§ **WHAT TO PRODUCE**
Can you transcribe every record below exactly as it appears?
===== MATERIAL SHOWN =====
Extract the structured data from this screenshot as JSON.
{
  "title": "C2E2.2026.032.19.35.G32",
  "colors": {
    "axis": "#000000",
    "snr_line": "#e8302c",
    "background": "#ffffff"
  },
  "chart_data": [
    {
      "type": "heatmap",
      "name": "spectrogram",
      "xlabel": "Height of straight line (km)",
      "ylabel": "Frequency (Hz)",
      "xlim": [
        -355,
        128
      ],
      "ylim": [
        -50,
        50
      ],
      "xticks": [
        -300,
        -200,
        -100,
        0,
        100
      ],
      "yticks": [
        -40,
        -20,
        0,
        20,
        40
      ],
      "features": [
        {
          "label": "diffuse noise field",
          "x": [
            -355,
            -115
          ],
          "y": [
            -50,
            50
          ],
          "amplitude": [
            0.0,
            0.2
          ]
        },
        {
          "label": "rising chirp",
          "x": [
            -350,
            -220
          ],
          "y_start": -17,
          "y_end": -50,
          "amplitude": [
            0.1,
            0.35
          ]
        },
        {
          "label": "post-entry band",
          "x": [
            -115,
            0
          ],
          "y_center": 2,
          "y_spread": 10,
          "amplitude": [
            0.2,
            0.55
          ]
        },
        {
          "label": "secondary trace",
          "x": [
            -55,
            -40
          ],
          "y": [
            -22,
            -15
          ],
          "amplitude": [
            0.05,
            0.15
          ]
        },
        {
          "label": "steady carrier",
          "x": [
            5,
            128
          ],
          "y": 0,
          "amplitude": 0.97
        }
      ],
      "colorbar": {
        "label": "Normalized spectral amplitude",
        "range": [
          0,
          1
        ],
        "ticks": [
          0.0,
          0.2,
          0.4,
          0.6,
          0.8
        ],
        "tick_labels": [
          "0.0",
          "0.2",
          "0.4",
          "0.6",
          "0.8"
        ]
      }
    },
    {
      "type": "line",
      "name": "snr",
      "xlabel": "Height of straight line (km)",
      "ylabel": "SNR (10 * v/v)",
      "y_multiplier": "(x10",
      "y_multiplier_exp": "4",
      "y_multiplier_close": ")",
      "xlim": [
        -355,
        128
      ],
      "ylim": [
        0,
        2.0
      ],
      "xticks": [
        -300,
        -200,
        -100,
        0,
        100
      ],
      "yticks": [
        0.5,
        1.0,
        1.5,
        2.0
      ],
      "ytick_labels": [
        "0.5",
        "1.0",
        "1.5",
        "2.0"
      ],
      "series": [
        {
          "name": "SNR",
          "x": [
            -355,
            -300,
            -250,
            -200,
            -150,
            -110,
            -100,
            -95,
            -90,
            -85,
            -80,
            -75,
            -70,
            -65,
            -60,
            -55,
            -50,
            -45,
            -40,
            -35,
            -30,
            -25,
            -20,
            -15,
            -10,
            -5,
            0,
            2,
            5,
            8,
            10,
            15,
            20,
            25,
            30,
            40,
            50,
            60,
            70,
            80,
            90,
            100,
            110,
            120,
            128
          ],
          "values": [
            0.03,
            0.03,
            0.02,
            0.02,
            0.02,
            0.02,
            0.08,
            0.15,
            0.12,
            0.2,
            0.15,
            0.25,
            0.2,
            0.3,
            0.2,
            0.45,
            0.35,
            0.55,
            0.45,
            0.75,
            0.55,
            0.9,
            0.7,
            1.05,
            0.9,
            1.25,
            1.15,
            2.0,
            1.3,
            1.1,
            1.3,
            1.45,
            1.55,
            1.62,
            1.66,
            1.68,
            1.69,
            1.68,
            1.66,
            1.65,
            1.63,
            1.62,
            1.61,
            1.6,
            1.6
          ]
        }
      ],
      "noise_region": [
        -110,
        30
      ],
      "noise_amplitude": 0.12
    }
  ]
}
=====
§ **EXERCISE OUTPUT**
Extract the structured data from this screenshot as JSON.
{
  "title": "C2E2.2026.032.19.35.G32",
  "colors": {
    "axis": "#000000",
    "snr_line": "#e8302c",
    "background": "#ffffff"
  },
  "chart_data": [
    {
      "type": "heatmap",
      "name": "spectrogram",
      "xlabel": "Height of straight line (km)",
      "ylabel": "Frequency (Hz)",
      "xlim": [
        -355,
        128
      ],
      "ylim": [
        -50,
        50
      ],
      "xticks": [
        -300,
        -200,
        -100,
        0,
        100
      ],
      "yticks": [
        -40,
        -20,
        0,
        20,
        40
      ],
      "features": [
        {
          "label": "diffuse noise field",
          "x": [
            -355,
            -115
          ],
          "y": [
            -50,
            50
          ],
          "amplitude": [
            0.0,
            0.2
          ]
        },
        {
          "label": "rising chirp",
          "x": [
            -350,
            -220
          ],
          "y_start": -17,
          "y_end": -50,
          "amplitude": [
            0.1,
            0.35
          ]
        },
        {
          "label": "post-entry band",
          "x": [
            -115,
            0
          ],
          "y_center": 2,
          "y_spread": 10,
          "amplitude": [
            0.2,
            0.55
          ]
        },
        {
          "label": "secondary trace",
          "x": [
            -55,
            -40
          ],
          "y": [
            -22,
            -15
          ],
          "amplitude": [
            0.05,
            0.15
          ]
        },
        {
          "label": "steady carrier",
          "x": [
            5,
            128
          ],
          "y": 0,
          "amplitude": 0.97
        }
      ],
      "colorbar": {
        "label": "Normalized spectral amplitude",
        "range": [
          0,
          1
        ],
        "ticks": [
          0.0,
          0.2,
          0.4,
          0.6,
          0.8
        ],
        "tick_labels": [
          "0.0",
          "0.2",
          "0.4",
          "0.6",
          "0.8"
        ]
      }
    },
    {
      "type": "line",
      "name": "snr",
      "xlabel": "Height of straight line (km)",
      "ylabel": "SNR (10 * v/v)",
      "y_multiplier": "(x10",
      "y_multiplier_exp": "4",
      "y_multiplier_close": ")",
      "xlim": [
        -355,
        128
      ],
      "ylim": [
        0,
        2.0
      ],
      "xticks": [
        -300,
        -200,
        -100,
        0,
        100
      ],
      "yticks": [
        0.5,
        1.0,
        1.5,
        2.0
      ],
      "ytick_labels": [
        "0.5",
        "1.0",
        "1.5",
        "2.0"
      ],
      "series": [
        {
          "name": "SNR",
          "x": [
            -355,
            -300,
            -250,
            -200,
            -150,
            -110,
            -100,
            -95,
            -90,
            -85,
            -80,
            -75,
            -70,
            -65,
            -60,
            -55,
            -50,
            -45,
            -40,
            -35,
            -30,
            -25,
            -20,
            -15,
            -10,
            -5,
            0,
            2,
            5,
            8,
            10,
            15,
            20,
            25,
            30,
            40,
            50,
            60,
            70,
            80,
            90,
            100,
            110,
            120,
            128
          ],
          "values": [
            0.03,
            0.03,
            0.02,
            0.02,
            0.02,
            0.02,
            0.08,
            0.15,
            0.12,
            0.2,
            0.15,
            0.25,
            0.2,
            0.3,
            0.2,
            0.45,
            0.35,
            0.55,
            0.45,
            0.75,
            0.55,
            0.9,
            0.7,
            1.05,
            0.9,
            1.25,
            1.15,
            2.0,
            1.3,
            1.1,
            1.3,
            1.45,
            1.55,
            1.62,
            1.66,
            1.68,
            1.69,
            1.68,
            1.66,
            1.65,
            1.63,
            1.62,
            1.61,
            1.6,
            1.6
          ]
        }
      ],
      "noise_region": [
        -110,
        30
      ],
      "noise_amplitude": 0.12
    }
  ]
}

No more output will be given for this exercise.